* Stated exercise
Copy each line that has the string "document" somewhere in it.

[Saved entries]
◆ ◆ ◆ ◆ ◆

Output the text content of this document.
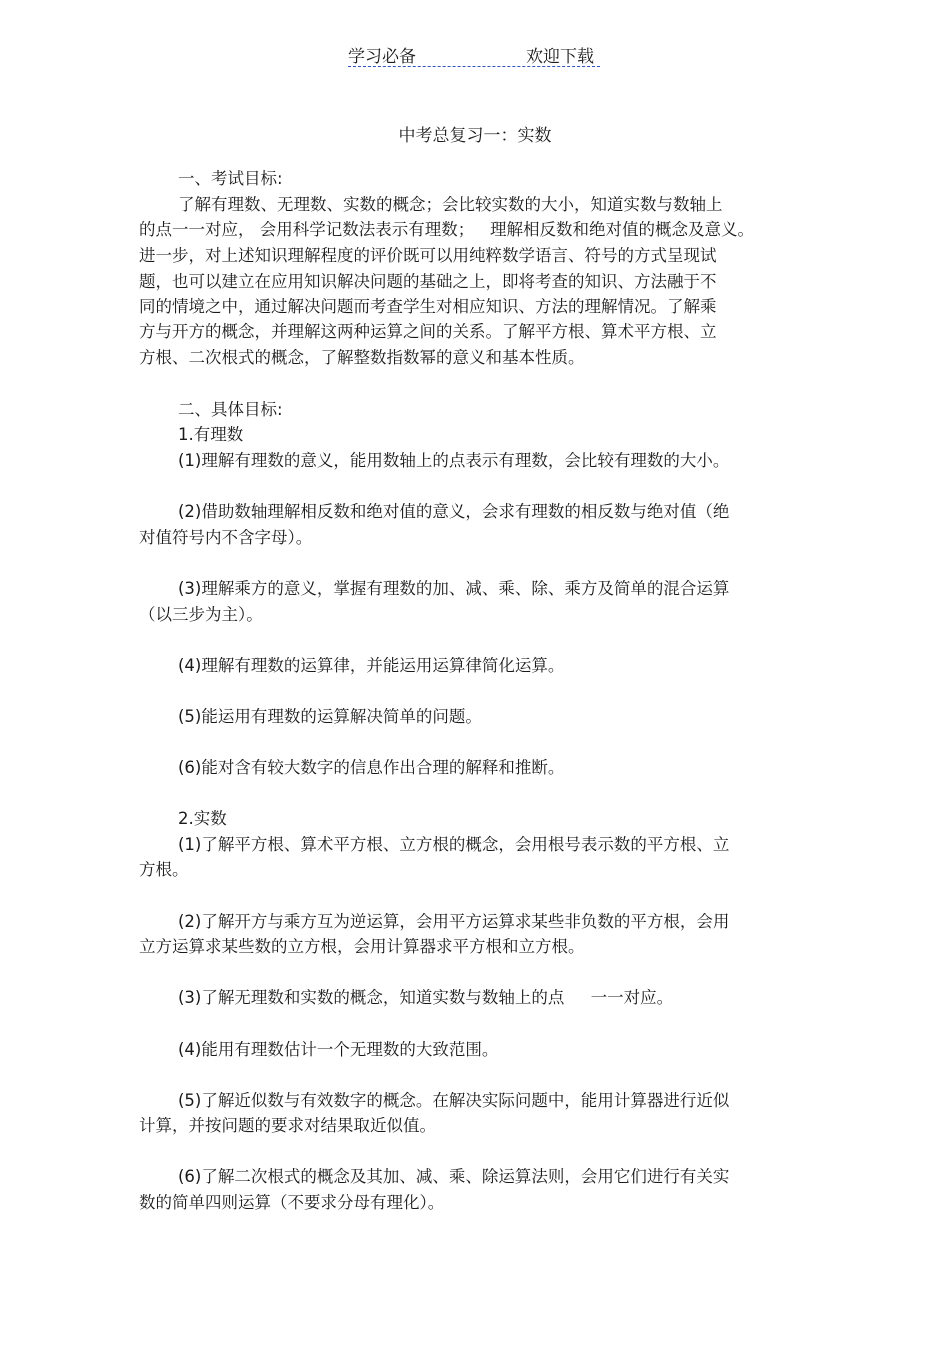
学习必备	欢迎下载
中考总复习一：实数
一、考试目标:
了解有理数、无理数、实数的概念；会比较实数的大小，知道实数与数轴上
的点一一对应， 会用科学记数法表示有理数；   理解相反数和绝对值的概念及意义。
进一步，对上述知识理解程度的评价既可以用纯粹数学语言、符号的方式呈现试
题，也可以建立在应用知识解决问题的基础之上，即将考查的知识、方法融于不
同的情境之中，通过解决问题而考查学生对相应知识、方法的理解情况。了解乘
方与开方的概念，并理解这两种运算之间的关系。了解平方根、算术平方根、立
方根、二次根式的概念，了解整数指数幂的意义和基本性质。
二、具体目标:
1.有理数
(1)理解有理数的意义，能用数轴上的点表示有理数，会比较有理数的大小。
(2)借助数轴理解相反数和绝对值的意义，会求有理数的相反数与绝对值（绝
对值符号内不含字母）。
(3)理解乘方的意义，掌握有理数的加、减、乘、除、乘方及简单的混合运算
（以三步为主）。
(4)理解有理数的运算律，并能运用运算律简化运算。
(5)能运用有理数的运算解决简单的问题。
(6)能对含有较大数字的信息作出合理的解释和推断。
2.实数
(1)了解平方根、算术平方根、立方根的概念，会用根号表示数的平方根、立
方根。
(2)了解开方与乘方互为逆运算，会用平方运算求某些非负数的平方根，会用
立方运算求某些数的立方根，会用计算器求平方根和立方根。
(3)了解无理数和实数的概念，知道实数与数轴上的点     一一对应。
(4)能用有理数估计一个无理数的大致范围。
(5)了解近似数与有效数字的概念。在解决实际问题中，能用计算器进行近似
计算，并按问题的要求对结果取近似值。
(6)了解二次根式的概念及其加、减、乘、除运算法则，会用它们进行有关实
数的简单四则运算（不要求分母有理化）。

◆ ◆ ◆ ◆ ◆

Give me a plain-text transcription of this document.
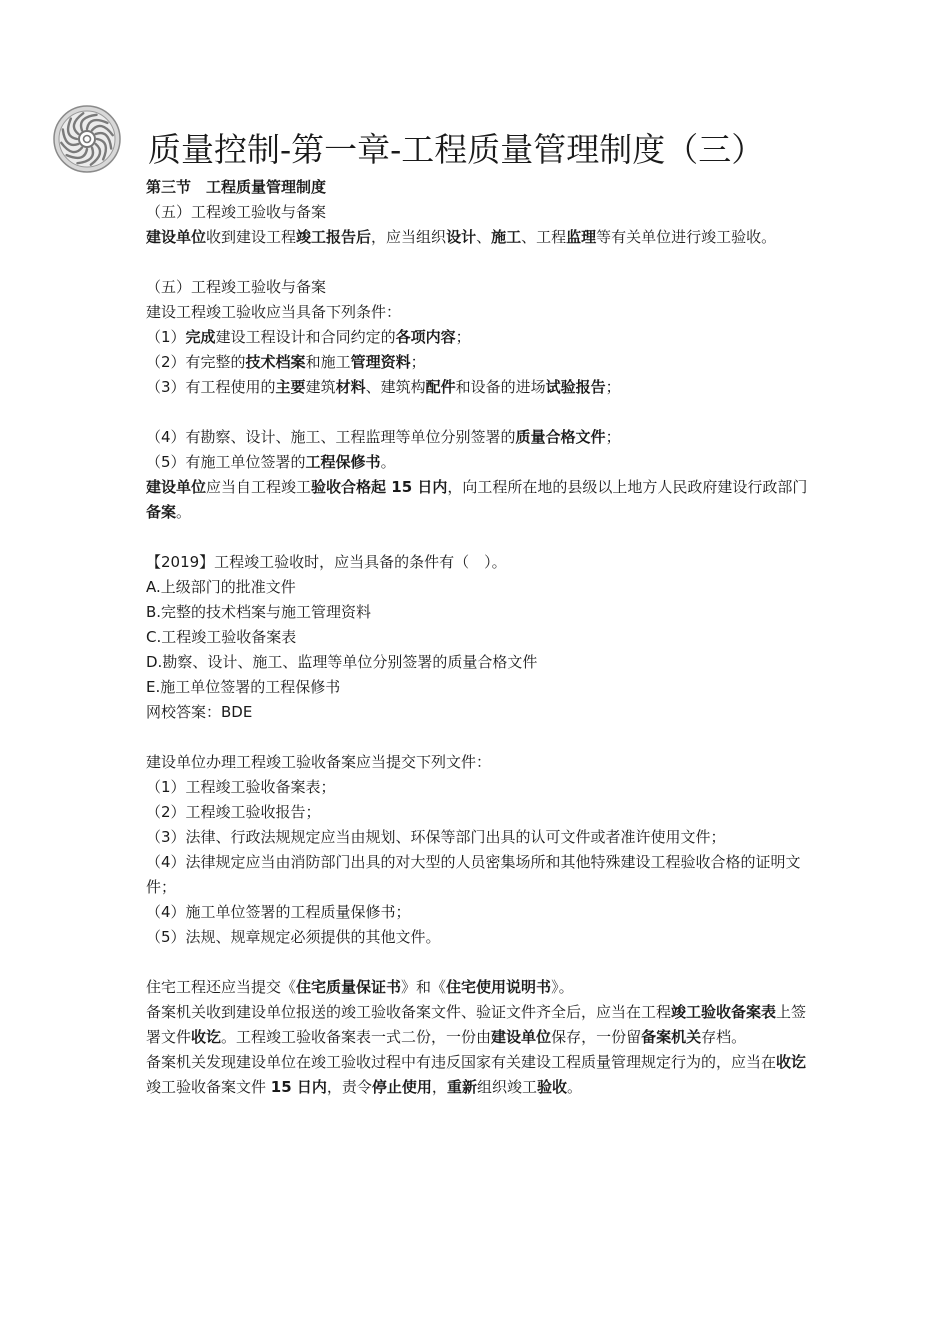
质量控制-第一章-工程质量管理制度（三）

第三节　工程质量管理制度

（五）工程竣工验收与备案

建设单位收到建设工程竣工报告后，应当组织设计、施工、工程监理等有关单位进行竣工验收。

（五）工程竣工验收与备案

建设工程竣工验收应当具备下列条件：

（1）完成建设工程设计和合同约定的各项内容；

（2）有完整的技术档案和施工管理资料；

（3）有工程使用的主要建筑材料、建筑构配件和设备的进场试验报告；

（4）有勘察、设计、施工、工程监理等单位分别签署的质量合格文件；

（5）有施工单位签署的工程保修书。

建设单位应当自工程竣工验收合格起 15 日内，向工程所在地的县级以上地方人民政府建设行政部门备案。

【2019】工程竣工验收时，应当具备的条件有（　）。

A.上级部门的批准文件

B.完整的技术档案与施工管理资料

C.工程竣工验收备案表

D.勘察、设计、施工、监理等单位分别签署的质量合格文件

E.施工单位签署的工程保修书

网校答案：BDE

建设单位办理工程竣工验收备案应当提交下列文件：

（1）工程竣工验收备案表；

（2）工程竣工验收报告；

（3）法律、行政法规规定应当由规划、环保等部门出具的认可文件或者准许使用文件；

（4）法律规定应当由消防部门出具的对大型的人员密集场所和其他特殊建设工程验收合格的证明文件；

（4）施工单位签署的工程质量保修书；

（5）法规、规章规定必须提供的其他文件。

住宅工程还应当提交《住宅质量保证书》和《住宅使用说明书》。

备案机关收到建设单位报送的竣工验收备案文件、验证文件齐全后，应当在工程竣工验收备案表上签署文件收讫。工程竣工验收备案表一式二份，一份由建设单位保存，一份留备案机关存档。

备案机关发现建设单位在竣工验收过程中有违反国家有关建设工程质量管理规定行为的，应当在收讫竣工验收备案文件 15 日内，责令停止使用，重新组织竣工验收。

◆ ◆ ◆ ◆ ◆

* Answer to this task
Output the text content of this document.
Give me a plain-text transcription of this document.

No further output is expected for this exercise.